From the records below, extract all the text exactly and leave the images behind.

** Start of STORED ROWS **

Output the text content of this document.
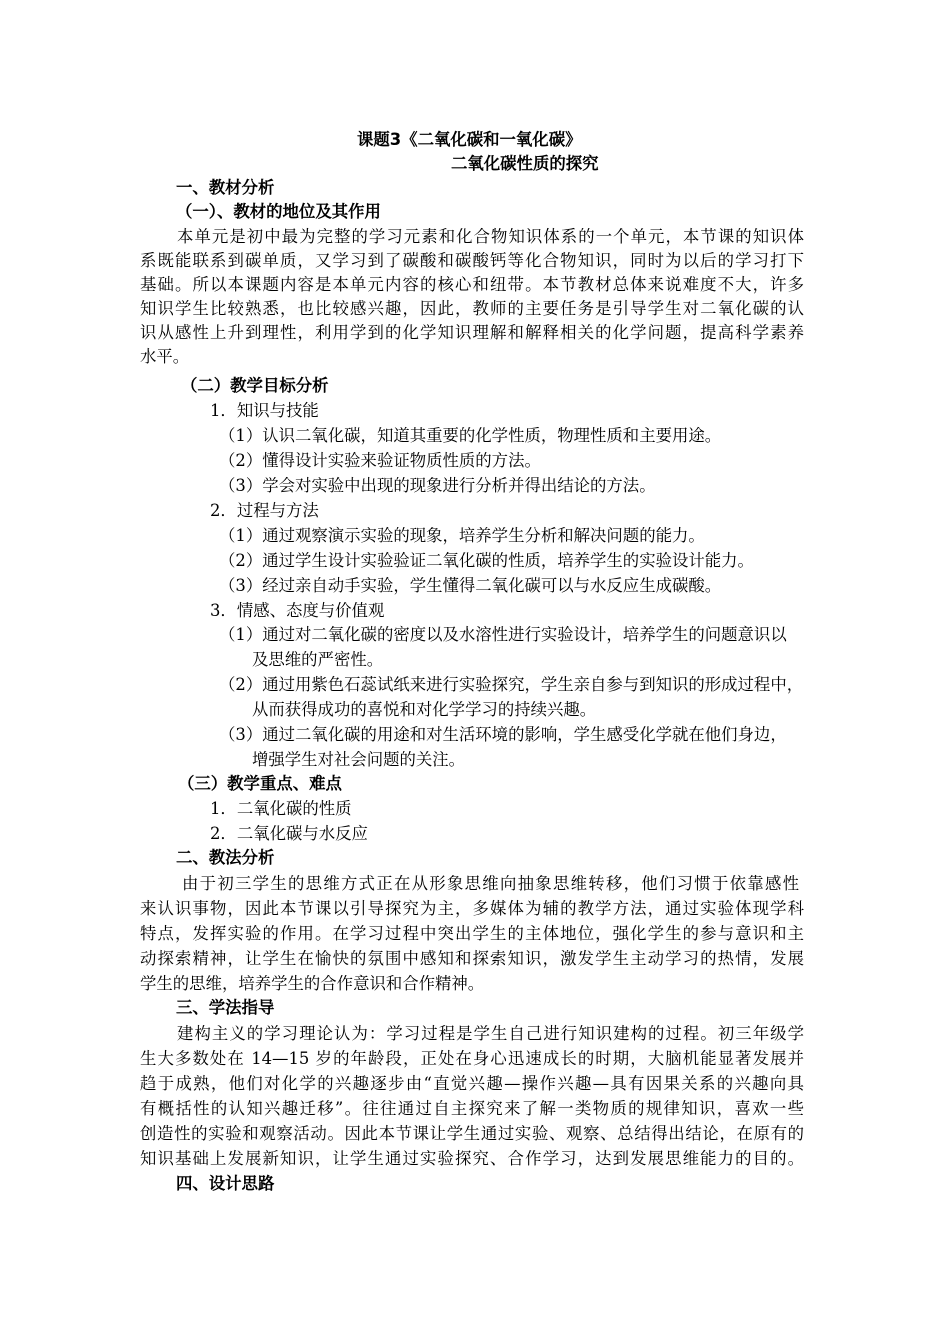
课题3《二氧化碳和一氧化碳》
二氧化碳性质的探究
一、教材分析
（一）、教材的地位及其作用
本单元是初中最为完整的学习元素和化合物知识体系的一个单元，本节课的知识体
系既能联系到碳单质，又学习到了碳酸和碳酸钙等化合物知识，同时为以后的学习打下
基础。所以本课题内容是本单元内容的核心和纽带。本节教材总体来说难度不大，许多
知识学生比较熟悉，也比较感兴趣，因此，教师的主要任务是引导学生对二氧化碳的认
识从感性上升到理性，利用学到的化学知识理解和解释相关的化学问题，提高科学素养
水平。
（二）教学目标分析
1．知识与技能
（1）认识二氧化碳，知道其重要的化学性质，物理性质和主要用途。
（2）懂得设计实验来验证物质性质的方法。
（3）学会对实验中出现的现象进行分析并得出结论的方法。
2．过程与方法
（1）通过观察演示实验的现象，培养学生分析和解决问题的能力。
（2）通过学生设计实验验证二氧化碳的性质，培养学生的实验设计能力。
（3）经过亲自动手实验，学生懂得二氧化碳可以与水反应生成碳酸。
3．情感、态度与价值观
（1）通过对二氧化碳的密度以及水溶性进行实验设计，培养学生的问题意识以
及思维的严密性。
（2）通过用紫色石蕊试纸来进行实验探究，学生亲自参与到知识的形成过程中，
从而获得成功的喜悦和对化学学习的持续兴趣。
（3）通过二氧化碳的用途和对生活环境的影响，学生感受化学就在他们身边，
增强学生对社会问题的关注。
（三）教学重点、难点
1．二氧化碳的性质
2．二氧化碳与水反应
二、教法分析
由于初三学生的思维方式正在从形象思维向抽象思维转移，他们习惯于依靠感性
来认识事物，因此本节课以引导探究为主，多媒体为辅的教学方法，通过实验体现学科
特点，发挥实验的作用。在学习过程中突出学生的主体地位，强化学生的参与意识和主
动探索精神，让学生在愉快的氛围中感知和探索知识，激发学生主动学习的热情，发展
学生的思维，培养学生的合作意识和合作精神。
三、学法指导
建构主义的学习理论认为：学习过程是学生自己进行知识建构的过程。初三年级学
生大多数处在 14—15 岁的年龄段，正处在身心迅速成长的时期，大脑机能显著发展并
趋于成熟，他们对化学的兴趣逐步由“直觉兴趣—操作兴趣—具有因果关系的兴趣向具
有概括性的认知兴趣迁移”。往往通过自主探究来了解一类物质的规律知识，喜欢一些
创造性的实验和观察活动。因此本节课让学生通过实验、观察、总结得出结论，在原有的
知识基础上发展新知识，让学生通过实验探究、合作学习，达到发展思维能力的目的。
四、设计思路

** End of STORED ROWS **

§ OUTPUT:
Output the text content of this document.
课题3《二氧化碳和一氧化碳》
二氧化碳性质的探究
一、教材分析
（一）、教材的地位及其作用
本单元是初中最为完整的学习元素和化合物知识体系的一个单元，本节课的知识体
系既能联系到碳单质，又学习到了碳酸和碳酸钙等化合物知识，同时为以后的学习打下
基础。所以本课题内容是本单元内容的核心和纽带。本节教材总体来说难度不大，许多
知识学生比较熟悉，也比较感兴趣，因此，教师的主要任务是引导学生对二氧化碳的认
识从感性上升到理性，利用学到的化学知识理解和解释相关的化学问题，提高科学素养
水平。
（二）教学目标分析
1．知识与技能
（1）认识二氧化碳，知道其重要的化学性质，物理性质和主要用途。
（2）懂得设计实验来验证物质性质的方法。
（3）学会对实验中出现的现象进行分析并得出结论的方法。
2．过程与方法
（1）通过观察演示实验的现象，培养学生分析和解决问题的能力。
（2）通过学生设计实验验证二氧化碳的性质，培养学生的实验设计能力。
（3）经过亲自动手实验，学生懂得二氧化碳可以与水反应生成碳酸。
3．情感、态度与价值观
（1）通过对二氧化碳的密度以及水溶性进行实验设计，培养学生的问题意识以
及思维的严密性。
（2）通过用紫色石蕊试纸来进行实验探究，学生亲自参与到知识的形成过程中，
从而获得成功的喜悦和对化学学习的持续兴趣。
（3）通过二氧化碳的用途和对生活环境的影响，学生感受化学就在他们身边，
增强学生对社会问题的关注。
（三）教学重点、难点
1．二氧化碳的性质
2．二氧化碳与水反应
二、教法分析
由于初三学生的思维方式正在从形象思维向抽象思维转移，他们习惯于依靠感性
来认识事物，因此本节课以引导探究为主，多媒体为辅的教学方法，通过实验体现学科
特点，发挥实验的作用。在学习过程中突出学生的主体地位，强化学生的参与意识和主
动探索精神，让学生在愉快的氛围中感知和探索知识，激发学生主动学习的热情，发展
学生的思维，培养学生的合作意识和合作精神。
三、学法指导
建构主义的学习理论认为：学习过程是学生自己进行知识建构的过程。初三年级学
生大多数处在 14—15 岁的年龄段，正处在身心迅速成长的时期，大脑机能显著发展并
趋于成熟，他们对化学的兴趣逐步由“直觉兴趣—操作兴趣—具有因果关系的兴趣向具
有概括性的认知兴趣迁移”。往往通过自主探究来了解一类物质的规律知识，喜欢一些
创造性的实验和观察活动。因此本节课让学生通过实验、观察、总结得出结论，在原有的
知识基础上发展新知识，让学生通过实验探究、合作学习，达到发展思维能力的目的。
四、设计思路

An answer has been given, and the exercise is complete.